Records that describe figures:
====================

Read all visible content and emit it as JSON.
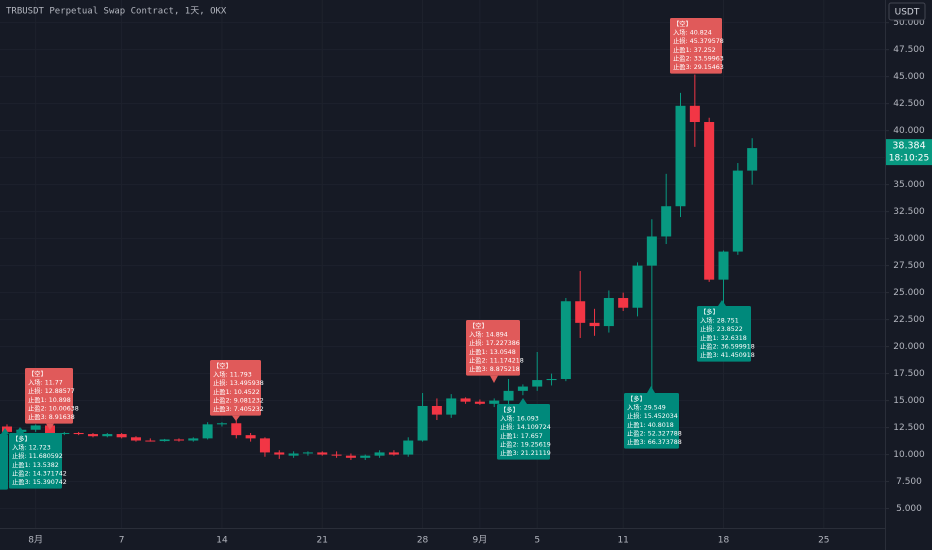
{
  "chart_data": {
    "type": "candlestick",
    "title": "TRBUSDT Perpetual Swap Contract, 1天, OKX",
    "currency": "USDT",
    "countdown": "18:10:25",
    "up_color": "#089981",
    "down_color": "#f23645",
    "grid": true,
    "categories": [
      null,
      null,
      "8月",
      null,
      null,
      null,
      null,
      null,
      "7",
      null,
      null,
      null,
      null,
      null,
      null,
      "14",
      null,
      null,
      null,
      null,
      null,
      null,
      "21",
      null,
      null,
      null,
      null,
      null,
      null,
      "28",
      null,
      null,
      null,
      "9月",
      null,
      null,
      null,
      "5",
      null,
      null,
      null,
      null,
      null,
      "11",
      null,
      null,
      null,
      null,
      null,
      null,
      "18",
      null,
      null,
      null,
      null,
      null,
      null,
      "25",
      null,
      null
    ],
    "open": [
      12.6,
      12.1,
      12.3,
      12.7,
      11.95,
      12.0,
      11.9,
      11.7,
      11.9,
      11.6,
      11.3,
      11.25,
      11.4,
      11.3,
      11.5,
      12.8,
      12.9,
      11.8,
      11.5,
      10.2,
      9.9,
      10.1,
      10.2,
      10.0,
      9.9,
      9.7,
      9.9,
      10.2,
      10.0,
      11.3,
      14.5,
      13.7,
      15.2,
      14.9,
      14.7,
      15.0,
      15.9,
      16.3,
      16.9,
      17.0,
      24.2,
      22.2,
      21.9,
      24.5,
      23.6,
      27.5,
      30.2,
      33.0,
      42.3,
      40.8,
      26.2,
      28.8,
      36.3,
      null,
      null,
      null,
      null,
      null,
      null,
      null
    ],
    "high": [
      12.8,
      12.4,
      12.8,
      13.0,
      12.1,
      12.1,
      12.0,
      12.0,
      12.0,
      11.7,
      11.5,
      11.45,
      11.5,
      11.6,
      13.0,
      13.0,
      13.2,
      12.0,
      11.6,
      10.4,
      10.3,
      10.3,
      10.3,
      10.3,
      10.1,
      10.0,
      10.4,
      10.4,
      11.6,
      15.7,
      15.2,
      15.6,
      15.3,
      15.1,
      15.2,
      17.0,
      16.5,
      19.5,
      17.5,
      24.5,
      27.0,
      23.5,
      25.2,
      25.0,
      27.8,
      31.8,
      36.0,
      43.5,
      45.2,
      41.2,
      28.9,
      37.0,
      39.3,
      null,
      null,
      null,
      null,
      null,
      null,
      null
    ],
    "low": [
      11.9,
      11.8,
      12.1,
      11.8,
      11.8,
      11.8,
      11.6,
      11.6,
      11.5,
      11.2,
      11.2,
      11.2,
      11.2,
      11.2,
      11.4,
      12.6,
      11.5,
      11.2,
      9.8,
      9.6,
      9.7,
      9.9,
      9.9,
      9.7,
      9.5,
      9.5,
      9.7,
      9.9,
      9.8,
      11.2,
      13.2,
      13.4,
      14.7,
      14.6,
      14.4,
      14.4,
      15.5,
      15.9,
      16.4,
      16.8,
      20.8,
      21.0,
      21.3,
      23.3,
      22.8,
      15.0,
      29.5,
      32.0,
      38.5,
      26.0,
      23.7,
      28.5,
      35.0,
      null,
      null,
      null,
      null,
      null,
      null,
      null
    ],
    "close": [
      12.1,
      12.3,
      12.7,
      12.0,
      12.0,
      11.9,
      11.7,
      11.9,
      11.6,
      11.3,
      11.25,
      11.4,
      11.3,
      11.5,
      12.8,
      12.9,
      11.8,
      11.5,
      10.2,
      10.0,
      10.1,
      10.2,
      10.0,
      9.9,
      9.7,
      9.9,
      10.2,
      10.0,
      11.3,
      14.5,
      13.7,
      15.2,
      14.9,
      14.7,
      15.0,
      15.9,
      16.3,
      16.9,
      17.0,
      24.2,
      22.2,
      21.9,
      24.5,
      23.6,
      27.5,
      30.2,
      33.0,
      42.3,
      40.8,
      26.2,
      28.8,
      36.3,
      38.384,
      null,
      null,
      null,
      null,
      null,
      null,
      null
    ],
    "ylim": [
      3.2,
      52.1
    ],
    "yticks": [
      {
        "value": 5,
        "label": "5.000"
      },
      {
        "value": 7.5,
        "label": "7.500"
      },
      {
        "value": 10,
        "label": "10.000"
      },
      {
        "value": 12.5,
        "label": "12.500"
      },
      {
        "value": 15,
        "label": "15.000"
      },
      {
        "value": 17.5,
        "label": "17.500"
      },
      {
        "value": 20,
        "label": "20.000"
      },
      {
        "value": 22.5,
        "label": "22.500"
      },
      {
        "value": 25,
        "label": "25.000"
      },
      {
        "value": 27.5,
        "label": "27.500"
      },
      {
        "value": 30,
        "label": "30.000"
      },
      {
        "value": 32.5,
        "label": "32.500"
      },
      {
        "value": 35,
        "label": "35.000"
      },
      {
        "value": 37.5,
        "label": "37.500"
      },
      {
        "value": 40,
        "label": "40.000"
      },
      {
        "value": 42.5,
        "label": "42.500"
      },
      {
        "value": 45,
        "label": "45.000"
      },
      {
        "value": 47.5,
        "label": "47.500"
      },
      {
        "value": 50,
        "label": "50.000"
      }
    ],
    "annotations": [
      {
        "color": "#00897b",
        "lines": [
          "【多",
          "入场",
          "止损",
          "止盈",
          "止盈",
          "止盈"
        ]
      },
      {
        "color": "#00897b",
        "lines": [
          "【多】",
          "入场: 12.723",
          "止损: 11.680592",
          "止盈1: 13.5382",
          "止盈2: 14.371742",
          "止盈3: 15.390742"
        ]
      },
      {
        "color": "#e05a5a",
        "lines": [
          "【空】",
          "入场: 11.77",
          "止损: 12.88577",
          "止盈1: 10.898",
          "止盈2: 10.00638",
          "止盈3: 8.91638"
        ]
      },
      {
        "color": "#e05a5a",
        "lines": [
          "【空】",
          "入场: 11.793",
          "止损: 13.495938",
          "止盈1: 10.4522",
          "止盈2: 9.081232",
          "止盈3: 7.405232"
        ]
      },
      {
        "color": "#e05a5a",
        "lines": [
          "【空】",
          "入场: 14.894",
          "止损: 17.227386",
          "止盈1: 13.0548",
          "止盈2: 11.174218",
          "止盈3: 8.875218"
        ]
      },
      {
        "color": "#00897b",
        "lines": [
          "【多】",
          "入场: 16.093",
          "止损: 14.109724",
          "止盈1: 17.657",
          "止盈2: 19.25619",
          "止盈3: 21.21119"
        ]
      },
      {
        "color": "#00897b",
        "lines": [
          "【多】",
          "入场: 29.549",
          "止损: 15.452034",
          "止盈1: 40.8018",
          "止盈2: 52.327788",
          "止盈3: 66.373788"
        ]
      },
      {
        "color": "#e05a5a",
        "lines": [
          "【空】",
          "入场: 40.824",
          "止损: 45.379578",
          "止盈1: 37.252",
          "止盈2: 33.59963",
          "止盈3: 29.15463"
        ]
      },
      {
        "color": "#00897b",
        "lines": [
          "【多】",
          "入场: 28.751",
          "止损: 23.8522",
          "止盈1: 32.6318",
          "止盈2: 36.599918",
          "止盈3: 41.450918"
        ]
      }
    ]
  }
}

====================

Repeat all of the entries word for word, but omit the pictures.

Read all visible content and emit it as JSON.
{
  "chart_data": {
    "type": "candlestick",
    "title": "TRBUSDT Perpetual Swap Contract, 1天, OKX",
    "currency": "USDT",
    "countdown": "18:10:25",
    "up_color": "#089981",
    "down_color": "#f23645",
    "grid": true,
    "categories": [
      null,
      null,
      "8月",
      null,
      null,
      null,
      null,
      null,
      "7",
      null,
      null,
      null,
      null,
      null,
      null,
      "14",
      null,
      null,
      null,
      null,
      null,
      null,
      "21",
      null,
      null,
      null,
      null,
      null,
      null,
      "28",
      null,
      null,
      null,
      "9月",
      null,
      null,
      null,
      "5",
      null,
      null,
      null,
      null,
      null,
      "11",
      null,
      null,
      null,
      null,
      null,
      null,
      "18",
      null,
      null,
      null,
      null,
      null,
      null,
      "25",
      null,
      null
    ],
    "open": [
      12.6,
      12.1,
      12.3,
      12.7,
      11.95,
      12.0,
      11.9,
      11.7,
      11.9,
      11.6,
      11.3,
      11.25,
      11.4,
      11.3,
      11.5,
      12.8,
      12.9,
      11.8,
      11.5,
      10.2,
      9.9,
      10.1,
      10.2,
      10.0,
      9.9,
      9.7,
      9.9,
      10.2,
      10.0,
      11.3,
      14.5,
      13.7,
      15.2,
      14.9,
      14.7,
      15.0,
      15.9,
      16.3,
      16.9,
      17.0,
      24.2,
      22.2,
      21.9,
      24.5,
      23.6,
      27.5,
      30.2,
      33.0,
      42.3,
      40.8,
      26.2,
      28.8,
      36.3,
      null,
      null,
      null,
      null,
      null,
      null,
      null
    ],
    "high": [
      12.8,
      12.4,
      12.8,
      13.0,
      12.1,
      12.1,
      12.0,
      12.0,
      12.0,
      11.7,
      11.5,
      11.45,
      11.5,
      11.6,
      13.0,
      13.0,
      13.2,
      12.0,
      11.6,
      10.4,
      10.3,
      10.3,
      10.3,
      10.3,
      10.1,
      10.0,
      10.4,
      10.4,
      11.6,
      15.7,
      15.2,
      15.6,
      15.3,
      15.1,
      15.2,
      17.0,
      16.5,
      19.5,
      17.5,
      24.5,
      27.0,
      23.5,
      25.2,
      25.0,
      27.8,
      31.8,
      36.0,
      43.5,
      45.2,
      41.2,
      28.9,
      37.0,
      39.3,
      null,
      null,
      null,
      null,
      null,
      null,
      null
    ],
    "low": [
      11.9,
      11.8,
      12.1,
      11.8,
      11.8,
      11.8,
      11.6,
      11.6,
      11.5,
      11.2,
      11.2,
      11.2,
      11.2,
      11.2,
      11.4,
      12.6,
      11.5,
      11.2,
      9.8,
      9.6,
      9.7,
      9.9,
      9.9,
      9.7,
      9.5,
      9.5,
      9.7,
      9.9,
      9.8,
      11.2,
      13.2,
      13.4,
      14.7,
      14.6,
      14.4,
      14.4,
      15.5,
      15.9,
      16.4,
      16.8,
      20.8,
      21.0,
      21.3,
      23.3,
      22.8,
      15.0,
      29.5,
      32.0,
      38.5,
      26.0,
      23.7,
      28.5,
      35.0,
      null,
      null,
      null,
      null,
      null,
      null,
      null
    ],
    "close": [
      12.1,
      12.3,
      12.7,
      12.0,
      12.0,
      11.9,
      11.7,
      11.9,
      11.6,
      11.3,
      11.25,
      11.4,
      11.3,
      11.5,
      12.8,
      12.9,
      11.8,
      11.5,
      10.2,
      10.0,
      10.1,
      10.2,
      10.0,
      9.9,
      9.7,
      9.9,
      10.2,
      10.0,
      11.3,
      14.5,
      13.7,
      15.2,
      14.9,
      14.7,
      15.0,
      15.9,
      16.3,
      16.9,
      17.0,
      24.2,
      22.2,
      21.9,
      24.5,
      23.6,
      27.5,
      30.2,
      33.0,
      42.3,
      40.8,
      26.2,
      28.8,
      36.3,
      38.384,
      null,
      null,
      null,
      null,
      null,
      null,
      null
    ],
    "ylim": [
      3.2,
      52.1
    ],
    "yticks": [
      {
        "value": 5,
        "label": "5.000"
      },
      {
        "value": 7.5,
        "label": "7.500"
      },
      {
        "value": 10,
        "label": "10.000"
      },
      {
        "value": 12.5,
        "label": "12.500"
      },
      {
        "value": 15,
        "label": "15.000"
      },
      {
        "value": 17.5,
        "label": "17.500"
      },
      {
        "value": 20,
        "label": "20.000"
      },
      {
        "value": 22.5,
        "label": "22.500"
      },
      {
        "value": 25,
        "label": "25.000"
      },
      {
        "value": 27.5,
        "label": "27.500"
      },
      {
        "value": 30,
        "label": "30.000"
      },
      {
        "value": 32.5,
        "label": "32.500"
      },
      {
        "value": 35,
        "label": "35.000"
      },
      {
        "value": 37.5,
        "label": "37.500"
      },
      {
        "value": 40,
        "label": "40.000"
      },
      {
        "value": 42.5,
        "label": "42.500"
      },
      {
        "value": 45,
        "label": "45.000"
      },
      {
        "value": 47.5,
        "label": "47.500"
      },
      {
        "value": 50,
        "label": "50.000"
      }
    ],
    "annotations": [
      {
        "color": "#00897b",
        "lines": [
          "【多",
          "入场",
          "止损",
          "止盈",
          "止盈",
          "止盈"
        ]
      },
      {
        "color": "#00897b",
        "lines": [
          "【多】",
          "入场: 12.723",
          "止损: 11.680592",
          "止盈1: 13.5382",
          "止盈2: 14.371742",
          "止盈3: 15.390742"
        ]
      },
      {
        "color": "#e05a5a",
        "lines": [
          "【空】",
          "入场: 11.77",
          "止损: 12.88577",
          "止盈1: 10.898",
          "止盈2: 10.00638",
          "止盈3: 8.91638"
        ]
      },
      {
        "color": "#e05a5a",
        "lines": [
          "【空】",
          "入场: 11.793",
          "止损: 13.495938",
          "止盈1: 10.4522",
          "止盈2: 9.081232",
          "止盈3: 7.405232"
        ]
      },
      {
        "color": "#e05a5a",
        "lines": [
          "【空】",
          "入场: 14.894",
          "止损: 17.227386",
          "止盈1: 13.0548",
          "止盈2: 11.174218",
          "止盈3: 8.875218"
        ]
      },
      {
        "color": "#00897b",
        "lines": [
          "【多】",
          "入场: 16.093",
          "止损: 14.109724",
          "止盈1: 17.657",
          "止盈2: 19.25619",
          "止盈3: 21.21119"
        ]
      },
      {
        "color": "#00897b",
        "lines": [
          "【多】",
          "入场: 29.549",
          "止损: 15.452034",
          "止盈1: 40.8018",
          "止盈2: 52.327788",
          "止盈3: 66.373788"
        ]
      },
      {
        "color": "#e05a5a",
        "lines": [
          "【空】",
          "入场: 40.824",
          "止损: 45.379578",
          "止盈1: 37.252",
          "止盈2: 33.59963",
          "止盈3: 29.15463"
        ]
      },
      {
        "color": "#00897b",
        "lines": [
          "【多】",
          "入场: 28.751",
          "止损: 23.8522",
          "止盈1: 32.6318",
          "止盈2: 36.599918",
          "止盈3: 41.450918"
        ]
      }
    ]
  }
}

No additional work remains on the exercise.